Collection entries:
______

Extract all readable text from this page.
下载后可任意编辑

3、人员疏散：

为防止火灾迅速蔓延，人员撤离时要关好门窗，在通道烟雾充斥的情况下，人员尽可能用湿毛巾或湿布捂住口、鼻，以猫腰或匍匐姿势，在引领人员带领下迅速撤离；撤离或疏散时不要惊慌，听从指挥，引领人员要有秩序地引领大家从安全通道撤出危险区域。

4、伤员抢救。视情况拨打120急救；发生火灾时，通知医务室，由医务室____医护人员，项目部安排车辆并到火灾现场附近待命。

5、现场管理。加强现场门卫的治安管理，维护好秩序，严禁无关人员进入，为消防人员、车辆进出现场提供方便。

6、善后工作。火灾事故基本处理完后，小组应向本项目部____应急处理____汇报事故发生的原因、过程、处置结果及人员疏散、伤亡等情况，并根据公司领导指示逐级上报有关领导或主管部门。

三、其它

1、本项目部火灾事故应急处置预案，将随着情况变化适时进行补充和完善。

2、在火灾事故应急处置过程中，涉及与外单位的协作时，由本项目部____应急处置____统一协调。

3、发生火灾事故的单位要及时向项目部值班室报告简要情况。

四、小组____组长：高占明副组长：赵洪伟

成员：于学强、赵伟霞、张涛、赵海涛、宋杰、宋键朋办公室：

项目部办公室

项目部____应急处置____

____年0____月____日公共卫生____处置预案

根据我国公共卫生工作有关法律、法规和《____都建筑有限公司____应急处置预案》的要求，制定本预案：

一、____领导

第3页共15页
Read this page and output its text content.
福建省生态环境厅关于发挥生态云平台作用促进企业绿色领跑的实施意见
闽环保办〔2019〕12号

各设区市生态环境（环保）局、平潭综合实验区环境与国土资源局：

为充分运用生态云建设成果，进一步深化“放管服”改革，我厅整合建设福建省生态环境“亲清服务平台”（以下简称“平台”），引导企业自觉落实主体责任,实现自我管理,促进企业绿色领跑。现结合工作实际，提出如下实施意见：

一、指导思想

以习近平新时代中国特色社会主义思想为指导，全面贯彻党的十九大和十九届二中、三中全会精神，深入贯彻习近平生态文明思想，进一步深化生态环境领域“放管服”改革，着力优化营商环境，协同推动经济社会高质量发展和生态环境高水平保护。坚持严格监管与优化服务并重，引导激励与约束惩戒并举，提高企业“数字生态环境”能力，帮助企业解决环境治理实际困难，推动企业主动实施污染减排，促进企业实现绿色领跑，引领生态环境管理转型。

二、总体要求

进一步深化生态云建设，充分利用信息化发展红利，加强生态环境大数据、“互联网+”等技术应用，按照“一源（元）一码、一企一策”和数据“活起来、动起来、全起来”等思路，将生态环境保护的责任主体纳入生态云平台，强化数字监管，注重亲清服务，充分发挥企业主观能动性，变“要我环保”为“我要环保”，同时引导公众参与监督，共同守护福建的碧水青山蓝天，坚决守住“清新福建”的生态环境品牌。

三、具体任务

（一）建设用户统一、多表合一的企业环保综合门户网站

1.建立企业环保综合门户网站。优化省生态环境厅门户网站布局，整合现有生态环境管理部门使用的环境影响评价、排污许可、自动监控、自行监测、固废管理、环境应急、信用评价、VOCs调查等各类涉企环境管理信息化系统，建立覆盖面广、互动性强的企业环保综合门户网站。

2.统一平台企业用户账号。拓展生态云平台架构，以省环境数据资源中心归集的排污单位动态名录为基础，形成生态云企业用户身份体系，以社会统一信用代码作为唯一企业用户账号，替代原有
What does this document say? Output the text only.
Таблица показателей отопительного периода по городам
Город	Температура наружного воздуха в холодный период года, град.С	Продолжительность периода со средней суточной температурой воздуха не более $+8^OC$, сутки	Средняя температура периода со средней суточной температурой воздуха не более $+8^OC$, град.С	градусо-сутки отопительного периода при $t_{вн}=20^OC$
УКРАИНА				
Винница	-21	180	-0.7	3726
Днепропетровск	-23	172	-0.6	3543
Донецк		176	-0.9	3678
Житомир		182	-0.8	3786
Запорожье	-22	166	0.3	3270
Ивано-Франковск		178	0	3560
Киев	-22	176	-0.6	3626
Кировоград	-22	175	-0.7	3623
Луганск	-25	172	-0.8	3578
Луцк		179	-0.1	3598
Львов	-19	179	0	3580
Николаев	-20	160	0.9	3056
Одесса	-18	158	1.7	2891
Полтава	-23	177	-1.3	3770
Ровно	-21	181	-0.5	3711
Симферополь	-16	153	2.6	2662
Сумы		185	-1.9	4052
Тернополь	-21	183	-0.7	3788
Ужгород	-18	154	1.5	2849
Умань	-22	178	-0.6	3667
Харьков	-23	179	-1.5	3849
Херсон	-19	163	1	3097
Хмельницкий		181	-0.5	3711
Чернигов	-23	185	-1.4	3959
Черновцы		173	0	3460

______

Extract all of the data above without altering anything.

Extract all readable text from this page.
下载后可任意编辑

3、人员疏散：

为防止火灾迅速蔓延，人员撤离时要关好门窗，在通道烟雾充斥的情况下，人员尽可能用湿毛巾或湿布捂住口、鼻，以猫腰或匍匐姿势，在引领人员带领下迅速撤离；撤离或疏散时不要惊慌，听从指挥，引领人员要有秩序地引领大家从安全通道撤出危险区域。

4、伤员抢救。视情况拨打120急救；发生火灾时，通知医务室，由医务室____医护人员，项目部安排车辆并到火灾现场附近待命。

5、现场管理。加强现场门卫的治安管理，维护好秩序，严禁无关人员进入，为消防人员、车辆进出现场提供方便。

6、善后工作。火灾事故基本处理完后，小组应向本项目部____应急处理____汇报事故发生的原因、过程、处置结果及人员疏散、伤亡等情况，并根据公司领导指示逐级上报有关领导或主管部门。

三、其它

1、本项目部火灾事故应急处置预案，将随着情况变化适时进行补充和完善。

2、在火灾事故应急处置过程中，涉及与外单位的协作时，由本项目部____应急处置____统一协调。

3、发生火灾事故的单位要及时向项目部值班室报告简要情况。

四、小组____组长：高占明副组长：赵洪伟

成员：于学强、赵伟霞、张涛、赵海涛、宋杰、宋键朋办公室：

项目部办公室

项目部____应急处置____

____年0____月____日公共卫生____处置预案

根据我国公共卫生工作有关法律、法规和《____都建筑有限公司____应急处置预案》的要求，制定本预案：

一、____领导

第3页共15页
Read this page and output its text content.
福建省生态环境厅关于发挥生态云平台作用促进企业绿色领跑的实施意见
闽环保办〔2019〕12号

各设区市生态环境（环保）局、平潭综合实验区环境与国土资源局：

为充分运用生态云建设成果，进一步深化“放管服”改革，我厅整合建设福建省生态环境“亲清服务平台”（以下简称“平台”），引导企业自觉落实主体责任,实现自我管理,促进企业绿色领跑。现结合工作实际，提出如下实施意见：

一、指导思想

以习近平新时代中国特色社会主义思想为指导，全面贯彻党的十九大和十九届二中、三中全会精神，深入贯彻习近平生态文明思想，进一步深化生态环境领域“放管服”改革，着力优化营商环境，协同推动经济社会高质量发展和生态环境高水平保护。坚持严格监管与优化服务并重，引导激励与约束惩戒并举，提高企业“数字生态环境”能力，帮助企业解决环境治理实际困难，推动企业主动实施污染减排，促进企业实现绿色领跑，引领生态环境管理转型。

二、总体要求

进一步深化生态云建设，充分利用信息化发展红利，加强生态环境大数据、“互联网+”等技术应用，按照“一源（元）一码、一企一策”和数据“活起来、动起来、全起来”等思路，将生态环境保护的责任主体纳入生态云平台，强化数字监管，注重亲清服务，充分发挥企业主观能动性，变“要我环保”为“我要环保”，同时引导公众参与监督，共同守护福建的碧水青山蓝天，坚决守住“清新福建”的生态环境品牌。

三、具体任务

（一）建设用户统一、多表合一的企业环保综合门户网站

1.建立企业环保综合门户网站。优化省生态环境厅门户网站布局，整合现有生态环境管理部门使用的环境影响评价、排污许可、自动监控、自行监测、固废管理、环境应急、信用评价、VOCs调查等各类涉企环境管理信息化系统，建立覆盖面广、互动性强的企业环保综合门户网站。

2.统一平台企业用户账号。拓展生态云平台架构，以省环境数据资源中心归集的排污单位动态名录为基础，形成生态云企业用户身份体系，以社会统一信用代码作为唯一企业用户账号，替代原有
What does this document say? Output the text only.
Таблица показателей отопительного периода по городам
Город	Температура наружного воздуха в холодный период года, град.С	Продолжительность периода со средней суточной температурой воздуха не более $+8^OC$, сутки	Средняя температура периода со средней суточной температурой воздуха не более $+8^OC$, град.С	градусо-сутки отопительного периода при $t_{вн}=20^OC$
УКРАИНА				
Винница	-21	180	-0.7	3726
Днепропетровск	-23	172	-0.6	3543
Донецк		176	-0.9	3678
Житомир		182	-0.8	3786
Запорожье	-22	166	0.3	3270
Ивано-Франковск		178	0	3560
Киев	-22	176	-0.6	3626
Кировоград	-22	175	-0.7	3623
Луганск	-25	172	-0.8	3578
Луцк		179	-0.1	3598
Львов	-19	179	0	3580
Николаев	-20	160	0.9	3056
Одесса	-18	158	1.7	2891
Полтава	-23	177	-1.3	3770
Ровно	-21	181	-0.5	3711
Симферополь	-16	153	2.6	2662
Сумы		185	-1.9	4052
Тернополь	-21	183	-0.7	3788
Ужгород	-18	154	1.5	2849
Умань	-22	178	-0.6	3667
Харьков	-23	179	-1.5	3849
Херсон	-19	163	1	3097
Хмельницкий		181	-0.5	3711
Чернигов	-23	185	-1.4	3959
Черновцы		173	0	3460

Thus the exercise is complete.